DESCRIPTION OF THE TASK:
Set out each line from the following listing that includes the word "primitive".

________

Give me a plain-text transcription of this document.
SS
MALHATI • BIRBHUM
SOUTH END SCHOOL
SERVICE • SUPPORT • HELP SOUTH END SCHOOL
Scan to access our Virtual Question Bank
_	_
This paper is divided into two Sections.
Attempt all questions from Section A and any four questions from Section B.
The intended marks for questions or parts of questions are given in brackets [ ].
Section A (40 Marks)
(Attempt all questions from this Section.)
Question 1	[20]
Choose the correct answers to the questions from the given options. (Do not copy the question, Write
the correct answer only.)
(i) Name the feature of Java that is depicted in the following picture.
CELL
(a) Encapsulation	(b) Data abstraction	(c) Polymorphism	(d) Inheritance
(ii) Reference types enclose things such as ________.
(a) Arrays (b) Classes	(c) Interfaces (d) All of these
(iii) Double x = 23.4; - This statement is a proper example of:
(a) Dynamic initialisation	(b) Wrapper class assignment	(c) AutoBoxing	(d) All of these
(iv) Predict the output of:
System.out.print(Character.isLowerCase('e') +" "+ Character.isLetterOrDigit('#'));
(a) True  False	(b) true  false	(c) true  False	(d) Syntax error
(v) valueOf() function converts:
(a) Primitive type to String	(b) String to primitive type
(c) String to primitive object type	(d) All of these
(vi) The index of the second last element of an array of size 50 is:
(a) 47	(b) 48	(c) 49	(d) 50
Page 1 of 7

________

SOLUTION TO THIS TASK:
(a) Primitive type to String	(b) String to primitive type
(c) String to primitive object type	(d) All of these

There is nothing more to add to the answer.